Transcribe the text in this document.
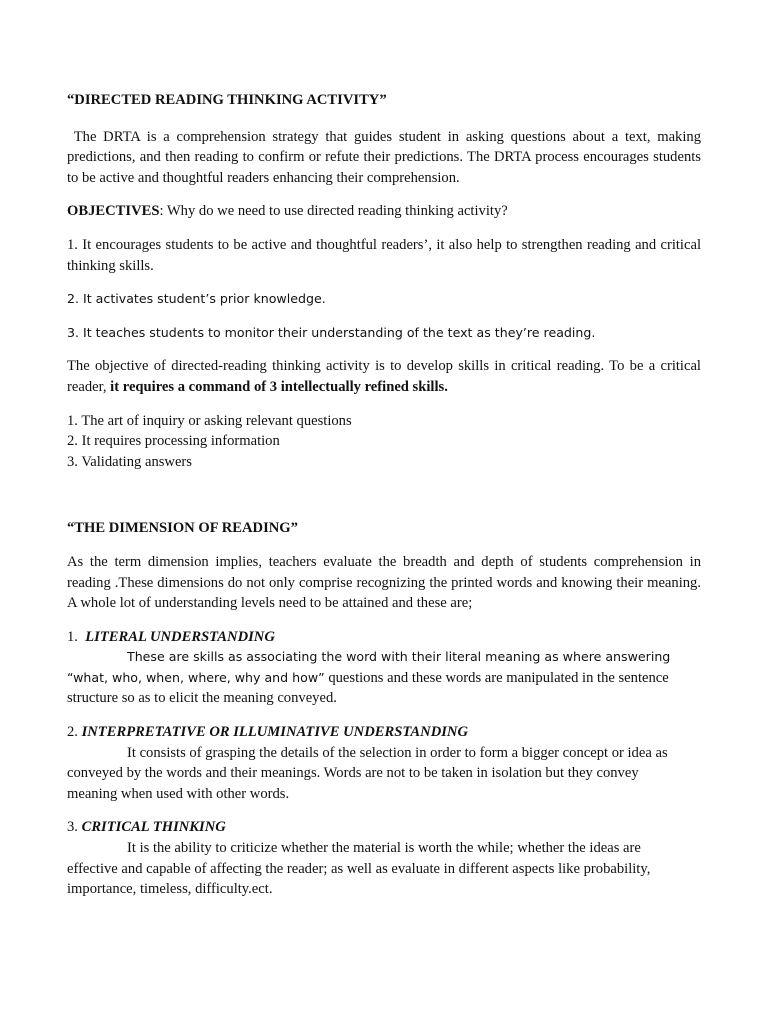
“DIRECTED READING THINKING ACTIVITY”

The DRTA is a comprehension strategy that guides student in asking questions about a text, making predictions, and then reading to confirm or refute their predictions. The DRTA process encourages students to be active and thoughtful readers enhancing their comprehension.

OBJECTIVES: Why do we need to use directed reading thinking activity?

1. It encourages students to be active and thoughtful readers’, it also help to strengthen reading and critical thinking skills.

2. It activates student’s prior knowledge.

3. It teaches students to monitor their understanding of the text as they’re reading.

The objective of directed-reading thinking activity is to develop skills in critical reading. To be a critical reader, it requires a command of 3 intellectually refined skills.

1. The art of inquiry or asking relevant questions

2. It requires processing information

3. Validating answers

“THE DIMENSION OF READING”

As the term dimension implies, teachers evaluate the breadth and depth of students comprehension in reading .These dimensions do not only comprise recognizing the printed words and knowing their meaning. A whole lot of understanding levels need to be attained and these are;

1.  LITERAL UNDERSTANDING

These are skills as associating the word with their literal meaning as where answering “what, who, when, where, why and how” questions and these words are manipulated in the sentence structure so as to elicit the meaning conveyed.

2. INTERPRETATIVE OR ILLUMINATIVE UNDERSTANDING

It consists of grasping the details of the selection in order to form a bigger concept or idea as conveyed by the words and their meanings. Words are not to be taken in isolation but they convey meaning when used with other words.

3. CRITICAL THINKING

It is the ability to criticize whether the material is worth the while; whether the ideas are effective and capable of affecting the reader; as well as evaluate in different aspects like probability, importance, timeless, difficulty.ect.
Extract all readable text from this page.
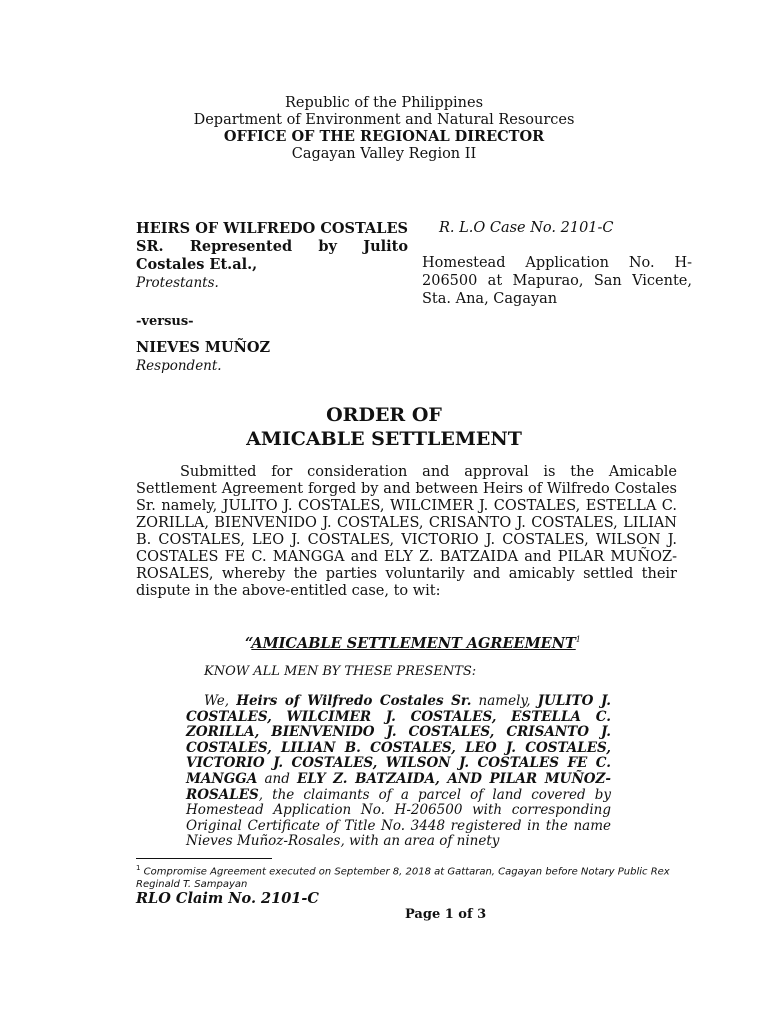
Republic of the Philippines
Department of Environment and Natural Resources
OFFICE OF THE REGIONAL DIRECTOR
Cagayan Valley Region II
HEIRS OF WILFREDO COSTALES SR. Represented by Julito Costales Et.al.,
Protestants.
R. L.O Case No. 2101-C
Homestead Application No. H-206500 at Mapurao, San Vicente, Sta. Ana, Cagayan
-versus-
NIEVES MUÑOZ
Respondent.
ORDER OF
AMICABLE SETTLEMENT
Submitted for consideration and approval is the Amicable Settlement Agreement forged by and between Heirs of Wilfredo Costales Sr. namely, JULITO J. COSTALES, WILCIMER J. COSTALES, ESTELLA C. ZORILLA, BIENVENIDO J. COSTALES, CRISANTO J. COSTALES, LILIAN B. COSTALES, LEO J. COSTALES, VICTORIO J. COSTALES, WILSON J. COSTALES FE C. MANGGA and ELY Z. BATZAIDA and PILAR MUÑOZ-ROSALES, whereby the parties voluntarily and amicably settled their dispute in the above-entitled case, to wit:
“AMICABLE SETTLEMENT AGREEMENT$^1$
KNOW ALL MEN BY THESE PRESENTS:
We, Heirs of Wilfredo Costales Sr. namely, JULITO J. COSTALES, WILCIMER J. COSTALES, ESTELLA C. ZORILLA, BIENVENIDO J. COSTALES, CRISANTO J. COSTALES, LILIAN B. COSTALES, LEO J. COSTALES, VICTORIO J. COSTALES, WILSON J. COSTALES FE C. MANGGA and ELY Z. BATZAIDA, AND PILAR MUÑOZ-ROSALES, the claimants of a parcel of land covered by Homestead Application No. H-206500 with corresponding Original Certificate of Title No. 3448 registered in the name Nieves Muñoz-Rosales, with an area of ninety
$^1$ Compromise Agreement executed on September 8, 2018 at Gattaran, Cagayan before Notary Public Rex Reginald T. Sampayan
RLO Claim No. 2101-C
Page 1 of 3
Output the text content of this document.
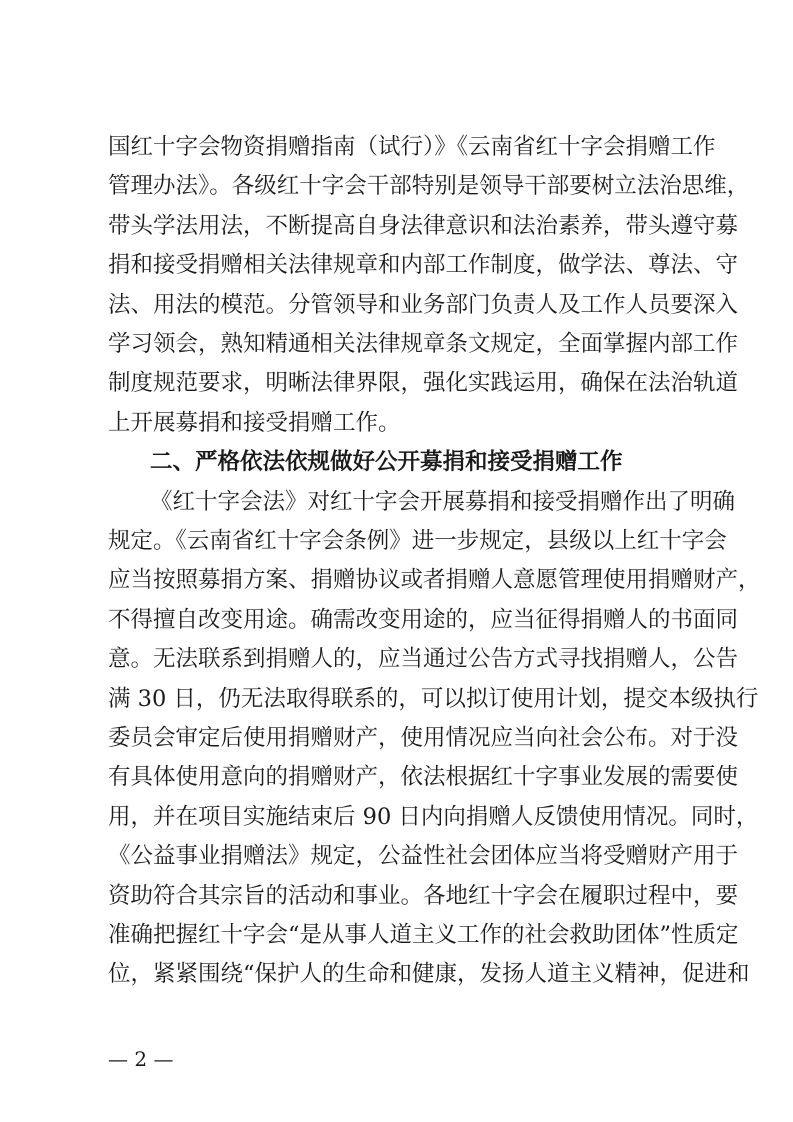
— 2 —
国红十字会物资捐赠指南（试行）》《云南省红十字会捐赠工作
管理办法》。各级红十字会干部特别是领导干部要树立法治思维，
带头学法用法，不断提高自身法律意识和法治素养，带头遵守募
捐和接受捐赠相关法律规章和内部工作制度，做学法、尊法、守
法、用法的模范。分管领导和业务部门负责人及工作人员要深入
学习领会，熟知精通相关法律规章条文规定，全面掌握内部工作
制度规范要求，明晰法律界限，强化实践运用，确保在法治轨道
上开展募捐和接受捐赠工作。
二、严格依法依规做好公开募捐和接受捐赠工作
《红十字会法》对红十字会开展募捐和接受捐赠作出了明确
规定。《云南省红十字会条例》进一步规定，县级以上红十字会
应当按照募捐方案、捐赠协议或者捐赠人意愿管理使用捐赠财产，
不得擅自改变用途。确需改变用途的，应当征得捐赠人的书面同
意。无法联系到捐赠人的，应当通过公告方式寻找捐赠人，公告
满 30 日，仍无法取得联系的，可以拟订使用计划，提交本级执行
委员会审定后使用捐赠财产，使用情况应当向社会公布。对于没
有具体使用意向的捐赠财产，依法根据红十字事业发展的需要使
用，并在项目实施结束后 90 日内向捐赠人反馈使用情况。同时，
《公益事业捐赠法》规定，公益性社会团体应当将受赠财产用于
资助符合其宗旨的活动和事业。各地红十字会在履职过程中，要
准确把握红十字会“是从事人道主义工作的社会救助团体”性质定
位，紧紧围绕“保护人的生命和健康，发扬人道主义精神，促进和
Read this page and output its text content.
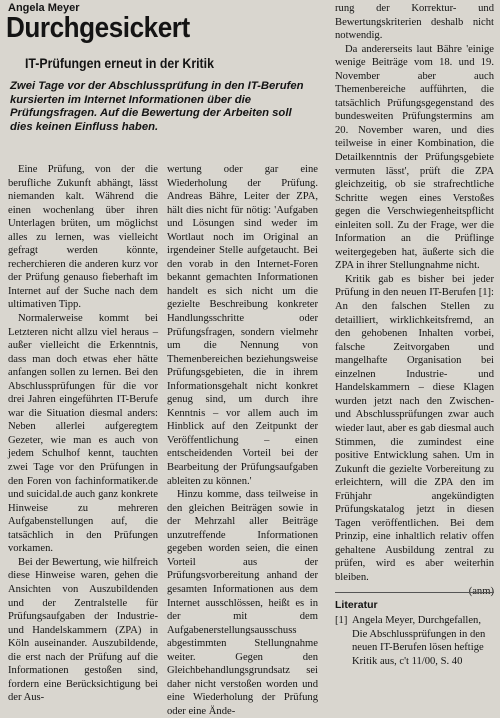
Angela Meyer
Durchgesickert
IT-Prüfungen erneut in der Kritik
Zwei Tage vor der Abschlussprüfung in den IT-Berufen kursierten im Internet Informationen über die Prüfungsfragen. Auf die Bewertung der Arbeiten soll dies keinen Einfluss haben.

Eine Prüfung, von der die berufliche Zukunft abhängt, lässt niemanden kalt. Während die einen wochenlang über ihren Unterlagen brüten, um möglichst alles zu lernen, was vielleicht gefragt werden könnte, recherchieren die anderen kurz vor der Prüfung genauso fieberhaft im Internet auf der Suche nach dem ultimativen Tipp.

Normalerweise kommt bei Letzteren nicht allzu viel heraus – außer vielleicht die Erkenntnis, dass man doch etwas eher hätte anfangen sollen zu lernen. Bei den Abschlussprüfungen für die vor drei Jahren eingeführten IT-Berufe war die Situation diesmal anders: Neben allerlei aufgeregtem Gezeter, wie man es auch von jedem Schulhof kennt, tauchten zwei Tage vor den Prüfungen in den Foren von fachinformatiker.de und suicidal.de auch ganz konkrete Hinweise zu mehreren Aufgabenstellungen auf, die tatsächlich in den Prüfungen vorkamen.

Bei der Bewertung, wie hilfreich diese Hinweise waren, gehen die Ansichten von Auszubildenden und der Zentralstelle für Prüfungsaufgaben der Industrie- und Handelskammern (ZPA) in Köln auseinander. Auszubildende, die erst nach der Prüfung auf die Informationen gestoßen sind, fordern eine Berücksichtigung bei der Aus-

wertung oder gar eine Wiederholung der Prüfung. Andreas Bähre, Leiter der ZPA, hält dies nicht für nötig: 'Aufgaben und Lösungen sind weder im Wortlaut noch im Original an irgendeiner Stelle aufgetaucht. Bei den vorab in den Internet-Foren bekannt gemachten Informationen handelt es sich nicht um die gezielte Beschreibung konkreter Handlungsschritte oder Prüfungsfragen, sondern vielmehr um die Nennung von Themenbereichen beziehungsweise Prüfungsgebieten, die in ihrem Informationsgehalt nicht konkret genug sind, um durch ihre Kenntnis – vor allem auch im Hinblick auf den Zeitpunkt der Veröffentlichung – einen entscheidenden Vorteil bei der Bearbeitung der Prüfungsaufgaben ableiten zu können.'

Hinzu komme, dass teilweise in den gleichen Beiträgen sowie in der Mehrzahl aller Beiträge unzutreffende Informationen gegeben worden seien, die einen Vorteil aus der Prüfungsvorbereitung anhand der gesamten Informationen aus dem Internet ausschlössen, heißt es in der mit dem Aufgabenerstellungsausschuss abgestimmten Stellungnahme weiter. Gegen den Gleichbehandlungsgrundsatz sei daher nicht verstoßen worden und eine Wiederholung der Prüfung oder eine Ände-

rung der Korrektur- und Bewertungskriterien deshalb nicht notwendig.

Da andererseits laut Bähre 'einige wenige Beiträge vom 18. und 19. November aber auch Themenbereiche aufführten, die tatsächlich Prüfungsgegenstand des bundesweiten Prüfungstermins am 20. November waren, und dies teilweise in einer Kombination, die Detailkenntnis der Prüfungsgebiete vermuten lässt', prüft die ZPA gleichzeitig, ob sie strafrechtliche Schritte wegen eines Verstoßes gegen die Verschwiegenheitspflicht einleiten soll. Zu der Frage, wer die Information an die Prüflinge weitergegeben hat, äußerte sich die ZPA in ihrer Stellungnahme nicht.

Kritik gab es bisher bei jeder Prüfung in den neuen IT-Berufen [1]: An den falschen Stellen zu detailliert, wirklichkeitsfremd, an den gehobenen Inhalten vorbei, falsche Zeitvorgaben und mangelhafte Organisation bei einzelnen Industrie- und Handelskammern – diese Klagen wurden jetzt nach den Zwischen- und Abschlussprüfungen zwar auch wieder laut, aber es gab diesmal auch Stimmen, die zumindest eine positive Entwicklung sahen. Um in Zukunft die gezielte Vorbereitung zu erleichtern, will die ZPA den im Frühjahr angekündigten Prüfungskatalog jetzt in diesen Tagen veröffentlichen. Bei dem Prinzip, eine inhaltlich relativ offen gehaltene Ausbildung zentral zu prüfen, wird es aber weiterhin bleiben.

Literatur
[1] Angela Meyer, Durchgefallen, Die Abschlussprüfungen in den neuen IT-Berufen lösen heftige Kritik aus, c't 11/00, S. 40
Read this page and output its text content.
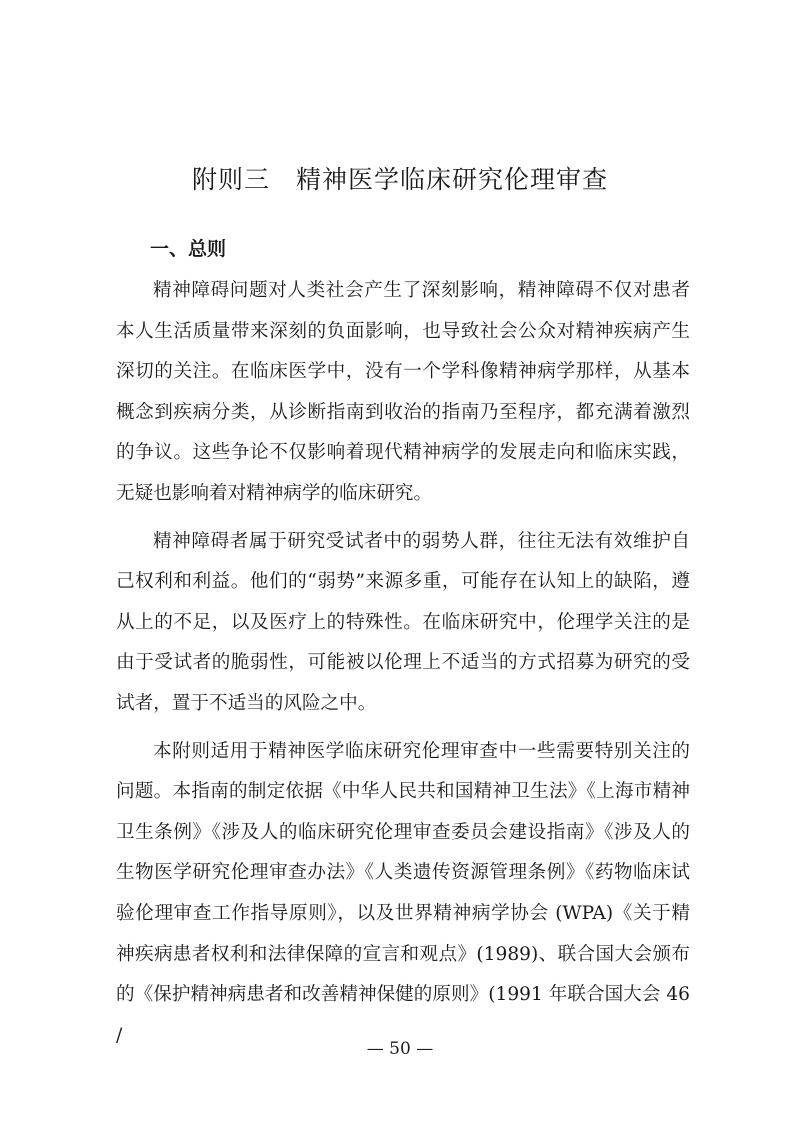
附则三　精神医学临床研究伦理审查
一、总则

精神障碍问题对人类社会产生了深刻影响，精神障碍不仅对患者本人生活质量带来深刻的负面影响，也导致社会公众对精神疾病产生深切的关注。在临床医学中，没有一个学科像精神病学那样，从基本概念到疾病分类，从诊断指南到收治的指南乃至程序，都充满着激烈的争议。这些争论不仅影响着现代精神病学的发展走向和临床实践，无疑也影响着对精神病学的临床研究。

精神障碍者属于研究受试者中的弱势人群，往往无法有效维护自己权利和利益。他们的“弱势”来源多重，可能存在认知上的缺陷，遵从上的不足，以及医疗上的特殊性。在临床研究中，伦理学关注的是由于受试者的脆弱性，可能被以伦理上不适当的方式招募为研究的受试者，置于不适当的风险之中。

本附则适用于精神医学临床研究伦理审查中一些需要特别关注的问题。本指南的制定依据《中华人民共和国精神卫生法》《上海市精神卫生条例》《涉及人的临床研究伦理审查委员会建设指南》《涉及人的生物医学研究伦理审查办法》《人类遗传资源管理条例》《药物临床试验伦理审查工作指导原则》，以及世界精神病学协会 (WPA)《关于精神疾病患者权利和法律保障的宣言和观点》(1989)、联合国大会颁布的《保护精神病患者和改善精神保健的原则》(1991 年联合国大会 46 /

— 50 —
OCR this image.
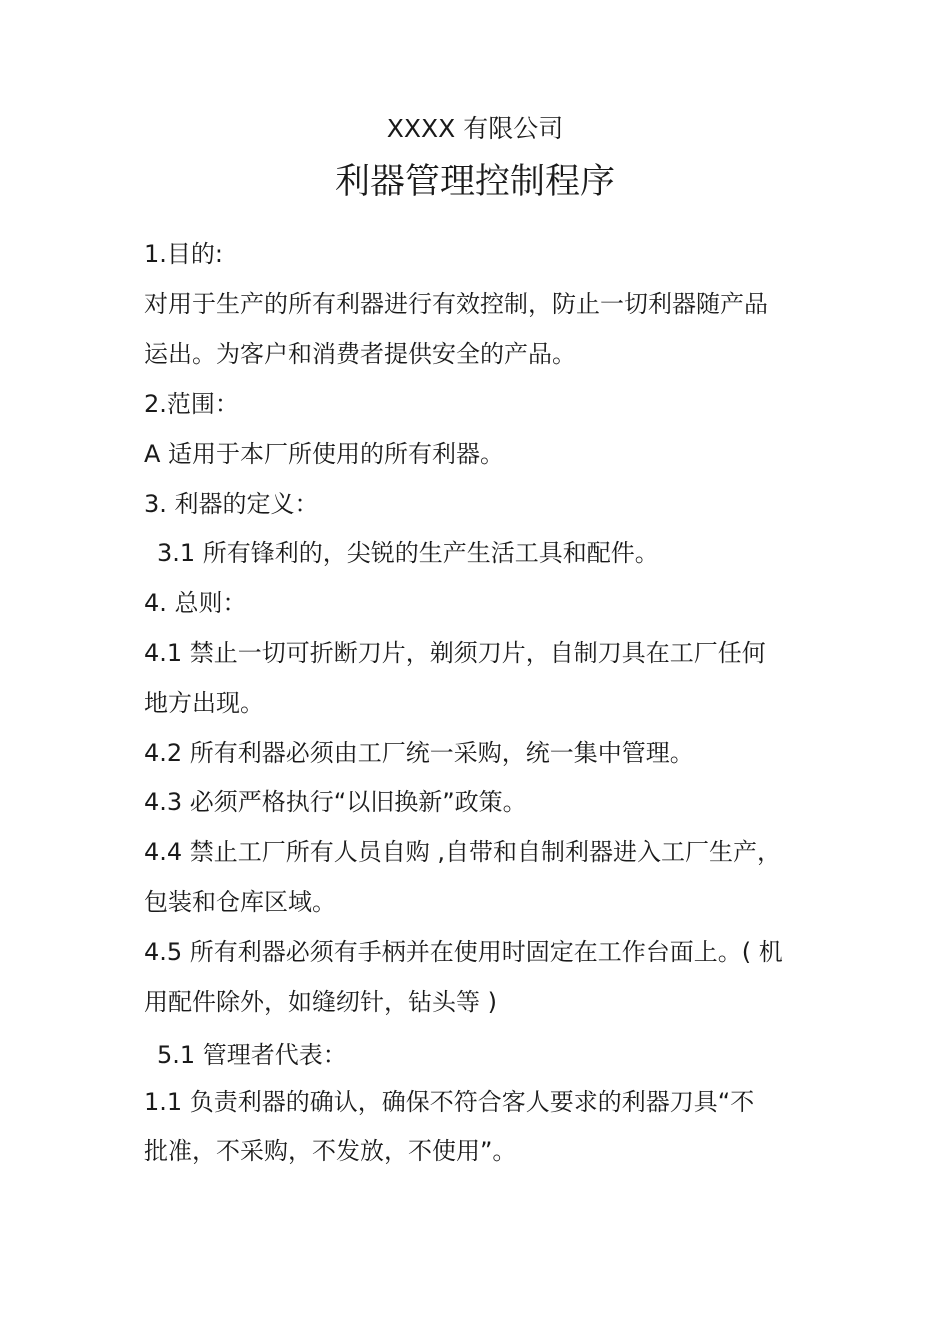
XXXX 有限公司
利器管理控制程序
1.目的:
对用于生产的所有利器进行有效控制，防止一切利器随产品
运出。为客户和消费者提供安全的产品。
2.范围：
A 适用于本厂所使用的所有利器。
3. 利器的定义：
3.1 所有锋利的，尖锐的生产生活工具和配件。
4. 总则：
4.1 禁止一切可折断刀片，剃须刀片，自制刀具在工厂任何
地方出现。
4.2 所有利器必须由工厂统一采购，统一集中管理。
4.3 必须严格执行“以旧换新”政策。
4.4 禁止工厂所有人员自购 ,自带和自制利器进入工厂生产，
包装和仓库区域。
4.5 所有利器必须有手柄并在使用时固定在工作台面上。( 机
用配件除外，如缝纫针，钻头等 )
5.1 管理者代表：
1.1 负责利器的确认，确保不符合客人要求的利器刀具“不
批准，不采购，不发放，不使用”。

==================================================

Filter the listing for the word "this" and copy every line that holds it.

Transcribe the text in this document.
Extract all readable text from this page.
Output the text content of this document.
Read this page and output its text content.
Read this page and output its text content.
OCR this image.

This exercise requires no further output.